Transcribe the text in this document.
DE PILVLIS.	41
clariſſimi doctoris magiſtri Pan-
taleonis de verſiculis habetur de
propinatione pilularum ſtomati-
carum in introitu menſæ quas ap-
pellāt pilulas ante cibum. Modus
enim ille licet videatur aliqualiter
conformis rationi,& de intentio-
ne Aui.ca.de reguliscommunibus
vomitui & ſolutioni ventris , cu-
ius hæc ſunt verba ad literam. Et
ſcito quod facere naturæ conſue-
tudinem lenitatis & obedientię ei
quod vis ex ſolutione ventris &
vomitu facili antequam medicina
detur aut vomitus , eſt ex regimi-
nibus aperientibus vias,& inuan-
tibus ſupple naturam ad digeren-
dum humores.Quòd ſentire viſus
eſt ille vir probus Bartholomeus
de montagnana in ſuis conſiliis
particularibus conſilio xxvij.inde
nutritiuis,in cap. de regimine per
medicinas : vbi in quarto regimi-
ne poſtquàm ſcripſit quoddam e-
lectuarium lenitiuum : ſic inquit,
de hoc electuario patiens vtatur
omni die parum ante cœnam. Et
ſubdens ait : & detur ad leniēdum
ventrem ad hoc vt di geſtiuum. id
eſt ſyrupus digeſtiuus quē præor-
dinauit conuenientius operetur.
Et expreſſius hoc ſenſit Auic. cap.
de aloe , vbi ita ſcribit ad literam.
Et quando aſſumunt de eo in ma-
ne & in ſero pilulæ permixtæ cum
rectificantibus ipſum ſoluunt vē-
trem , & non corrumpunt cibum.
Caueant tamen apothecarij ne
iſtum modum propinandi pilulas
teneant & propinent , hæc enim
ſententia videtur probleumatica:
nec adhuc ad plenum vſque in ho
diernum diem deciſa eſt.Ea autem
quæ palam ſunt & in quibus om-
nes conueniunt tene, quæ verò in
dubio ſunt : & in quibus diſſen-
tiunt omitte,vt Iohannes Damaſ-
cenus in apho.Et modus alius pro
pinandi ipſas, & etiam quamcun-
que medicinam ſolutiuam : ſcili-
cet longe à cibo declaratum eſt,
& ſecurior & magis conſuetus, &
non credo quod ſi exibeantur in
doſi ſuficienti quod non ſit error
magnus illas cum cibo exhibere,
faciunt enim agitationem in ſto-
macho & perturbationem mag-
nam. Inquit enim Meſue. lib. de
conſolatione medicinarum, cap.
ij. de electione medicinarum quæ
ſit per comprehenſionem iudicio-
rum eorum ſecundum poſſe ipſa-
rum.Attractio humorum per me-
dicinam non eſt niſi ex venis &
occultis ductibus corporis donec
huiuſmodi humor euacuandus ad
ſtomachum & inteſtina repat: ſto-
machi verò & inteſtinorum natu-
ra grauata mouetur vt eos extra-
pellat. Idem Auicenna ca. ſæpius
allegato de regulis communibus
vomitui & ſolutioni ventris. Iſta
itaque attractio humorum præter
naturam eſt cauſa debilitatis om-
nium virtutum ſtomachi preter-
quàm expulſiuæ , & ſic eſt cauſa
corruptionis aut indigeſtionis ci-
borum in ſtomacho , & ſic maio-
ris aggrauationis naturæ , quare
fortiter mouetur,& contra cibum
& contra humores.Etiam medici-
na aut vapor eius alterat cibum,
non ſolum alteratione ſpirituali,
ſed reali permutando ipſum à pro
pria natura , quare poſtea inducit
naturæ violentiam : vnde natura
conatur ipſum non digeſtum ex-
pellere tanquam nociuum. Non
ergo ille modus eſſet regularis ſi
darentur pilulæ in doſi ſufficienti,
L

★ ★ ★

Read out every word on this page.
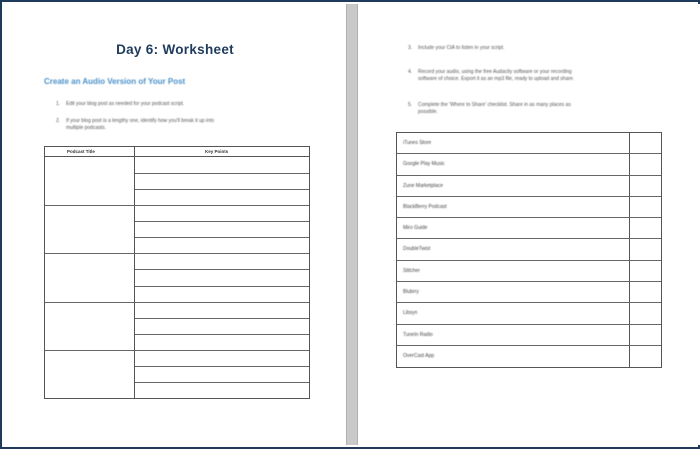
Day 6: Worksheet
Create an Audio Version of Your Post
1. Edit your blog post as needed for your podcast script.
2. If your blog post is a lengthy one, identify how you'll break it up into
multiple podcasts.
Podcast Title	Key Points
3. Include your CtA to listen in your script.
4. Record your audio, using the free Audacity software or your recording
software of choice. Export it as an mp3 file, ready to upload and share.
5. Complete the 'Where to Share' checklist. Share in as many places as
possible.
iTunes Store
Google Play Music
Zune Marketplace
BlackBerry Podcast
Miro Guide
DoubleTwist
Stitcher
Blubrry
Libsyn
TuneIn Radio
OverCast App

★ ★ ★

**PROBLEM STATEMENT:** Identify every line above that includes the word "quibus", and show those lines.

**SOLUTION TO THE EXERCISE:**
quæ palam ſunt & in quibus om-
dubio ſunt : & in quibus diſſen-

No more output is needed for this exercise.